# [The data]
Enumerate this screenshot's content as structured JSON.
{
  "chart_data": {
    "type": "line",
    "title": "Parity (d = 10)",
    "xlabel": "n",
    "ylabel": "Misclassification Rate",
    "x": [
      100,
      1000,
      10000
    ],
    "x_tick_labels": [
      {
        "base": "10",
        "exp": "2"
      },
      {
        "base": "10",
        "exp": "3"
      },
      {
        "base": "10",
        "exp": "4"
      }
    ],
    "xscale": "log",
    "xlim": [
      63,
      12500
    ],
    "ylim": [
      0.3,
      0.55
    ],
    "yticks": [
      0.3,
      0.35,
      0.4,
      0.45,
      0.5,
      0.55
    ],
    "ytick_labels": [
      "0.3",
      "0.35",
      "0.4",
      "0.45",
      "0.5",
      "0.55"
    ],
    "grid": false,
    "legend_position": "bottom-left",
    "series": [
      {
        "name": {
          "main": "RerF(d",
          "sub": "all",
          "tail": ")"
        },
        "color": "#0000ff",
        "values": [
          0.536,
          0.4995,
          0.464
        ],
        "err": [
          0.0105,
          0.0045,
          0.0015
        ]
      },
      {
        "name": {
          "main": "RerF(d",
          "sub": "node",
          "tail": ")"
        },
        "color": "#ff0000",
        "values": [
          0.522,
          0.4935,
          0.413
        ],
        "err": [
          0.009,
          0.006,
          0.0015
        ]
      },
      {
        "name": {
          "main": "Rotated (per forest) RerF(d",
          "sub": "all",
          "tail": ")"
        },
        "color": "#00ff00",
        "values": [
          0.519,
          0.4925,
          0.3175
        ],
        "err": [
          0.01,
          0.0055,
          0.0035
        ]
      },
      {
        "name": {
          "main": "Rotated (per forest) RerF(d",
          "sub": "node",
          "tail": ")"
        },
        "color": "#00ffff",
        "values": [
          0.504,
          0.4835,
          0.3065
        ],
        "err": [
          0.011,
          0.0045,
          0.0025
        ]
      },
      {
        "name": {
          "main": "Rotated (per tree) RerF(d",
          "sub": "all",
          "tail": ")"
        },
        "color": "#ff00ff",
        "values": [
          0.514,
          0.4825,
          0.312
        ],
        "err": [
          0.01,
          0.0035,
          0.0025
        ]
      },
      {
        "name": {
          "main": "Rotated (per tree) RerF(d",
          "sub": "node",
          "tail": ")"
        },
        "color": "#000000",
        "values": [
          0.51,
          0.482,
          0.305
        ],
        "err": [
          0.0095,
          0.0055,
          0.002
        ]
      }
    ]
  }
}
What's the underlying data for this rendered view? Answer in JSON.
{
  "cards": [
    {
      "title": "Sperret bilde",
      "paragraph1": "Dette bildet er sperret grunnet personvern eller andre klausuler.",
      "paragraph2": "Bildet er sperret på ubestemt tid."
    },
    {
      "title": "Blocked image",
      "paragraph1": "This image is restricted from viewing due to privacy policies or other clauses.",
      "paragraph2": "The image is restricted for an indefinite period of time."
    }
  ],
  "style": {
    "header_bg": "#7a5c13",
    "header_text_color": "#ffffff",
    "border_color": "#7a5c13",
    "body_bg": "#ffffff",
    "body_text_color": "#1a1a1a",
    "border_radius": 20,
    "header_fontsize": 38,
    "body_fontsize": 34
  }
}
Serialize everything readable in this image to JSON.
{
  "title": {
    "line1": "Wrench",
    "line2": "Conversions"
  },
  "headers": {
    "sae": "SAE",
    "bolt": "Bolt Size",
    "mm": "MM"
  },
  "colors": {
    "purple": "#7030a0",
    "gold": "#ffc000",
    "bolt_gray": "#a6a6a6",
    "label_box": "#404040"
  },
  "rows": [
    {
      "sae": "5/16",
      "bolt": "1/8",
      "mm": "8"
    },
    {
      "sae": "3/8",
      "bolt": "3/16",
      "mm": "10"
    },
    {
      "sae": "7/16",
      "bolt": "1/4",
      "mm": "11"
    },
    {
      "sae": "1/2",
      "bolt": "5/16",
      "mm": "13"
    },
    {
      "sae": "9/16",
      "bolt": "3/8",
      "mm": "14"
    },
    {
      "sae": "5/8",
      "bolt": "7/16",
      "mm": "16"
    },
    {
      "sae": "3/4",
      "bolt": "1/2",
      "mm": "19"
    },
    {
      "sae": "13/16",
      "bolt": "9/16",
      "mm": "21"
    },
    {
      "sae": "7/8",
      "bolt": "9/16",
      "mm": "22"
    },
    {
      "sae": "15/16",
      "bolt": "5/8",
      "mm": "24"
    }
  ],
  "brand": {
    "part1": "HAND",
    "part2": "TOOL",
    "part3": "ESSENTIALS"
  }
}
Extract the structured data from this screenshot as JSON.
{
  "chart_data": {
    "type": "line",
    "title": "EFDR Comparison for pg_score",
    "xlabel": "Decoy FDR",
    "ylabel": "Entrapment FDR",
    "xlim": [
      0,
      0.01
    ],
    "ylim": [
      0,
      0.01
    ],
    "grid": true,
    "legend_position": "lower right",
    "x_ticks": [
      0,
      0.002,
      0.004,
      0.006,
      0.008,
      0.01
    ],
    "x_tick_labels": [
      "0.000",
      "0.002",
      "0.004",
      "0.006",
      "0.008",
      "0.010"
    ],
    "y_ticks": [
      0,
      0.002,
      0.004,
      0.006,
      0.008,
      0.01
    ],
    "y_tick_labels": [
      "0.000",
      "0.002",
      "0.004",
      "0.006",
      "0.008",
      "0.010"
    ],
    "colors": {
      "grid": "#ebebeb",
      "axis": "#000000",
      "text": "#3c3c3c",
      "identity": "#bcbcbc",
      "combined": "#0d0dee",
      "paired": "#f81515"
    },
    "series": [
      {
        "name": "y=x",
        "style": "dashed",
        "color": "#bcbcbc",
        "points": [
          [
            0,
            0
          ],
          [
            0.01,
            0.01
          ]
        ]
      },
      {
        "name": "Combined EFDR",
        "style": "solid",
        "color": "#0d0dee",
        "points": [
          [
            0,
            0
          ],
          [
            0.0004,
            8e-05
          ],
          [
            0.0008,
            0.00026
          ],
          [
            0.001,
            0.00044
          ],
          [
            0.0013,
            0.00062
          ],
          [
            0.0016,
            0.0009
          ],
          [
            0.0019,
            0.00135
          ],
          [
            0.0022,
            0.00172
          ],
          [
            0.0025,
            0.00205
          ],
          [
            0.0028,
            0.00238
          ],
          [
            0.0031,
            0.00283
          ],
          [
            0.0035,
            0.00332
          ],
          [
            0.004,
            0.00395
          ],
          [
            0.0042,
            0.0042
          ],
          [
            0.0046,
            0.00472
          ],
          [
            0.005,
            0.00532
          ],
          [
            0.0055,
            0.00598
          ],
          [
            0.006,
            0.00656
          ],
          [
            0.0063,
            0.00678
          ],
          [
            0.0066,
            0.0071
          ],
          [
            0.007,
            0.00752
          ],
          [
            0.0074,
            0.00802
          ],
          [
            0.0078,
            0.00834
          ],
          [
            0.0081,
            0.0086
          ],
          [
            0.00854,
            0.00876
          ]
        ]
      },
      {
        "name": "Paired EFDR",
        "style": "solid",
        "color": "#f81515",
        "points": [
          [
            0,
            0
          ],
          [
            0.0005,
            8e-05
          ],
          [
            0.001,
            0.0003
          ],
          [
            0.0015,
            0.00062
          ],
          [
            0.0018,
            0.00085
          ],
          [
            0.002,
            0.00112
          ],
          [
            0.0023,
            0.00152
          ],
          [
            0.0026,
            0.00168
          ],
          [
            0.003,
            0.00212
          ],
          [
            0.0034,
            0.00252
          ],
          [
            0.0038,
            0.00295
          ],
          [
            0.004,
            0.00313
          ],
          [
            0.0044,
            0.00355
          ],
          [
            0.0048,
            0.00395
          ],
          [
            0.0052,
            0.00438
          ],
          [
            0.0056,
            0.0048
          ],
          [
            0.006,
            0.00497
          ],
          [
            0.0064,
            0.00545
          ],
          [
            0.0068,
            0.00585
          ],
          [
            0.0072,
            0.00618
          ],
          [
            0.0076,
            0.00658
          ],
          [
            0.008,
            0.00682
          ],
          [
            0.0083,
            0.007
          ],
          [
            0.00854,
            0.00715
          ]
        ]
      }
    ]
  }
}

# [Instructions for the task]
Check all the records above and select each line where the string "image" is found.

# [Full response]
      "title": "Blocked image",
      "paragraph1": "This image is restricted from viewing due to privacy policies or other clauses.",
      "paragraph2": "The image is restricted for an indefinite period of time."
Serialize everything readable in this image to JSON.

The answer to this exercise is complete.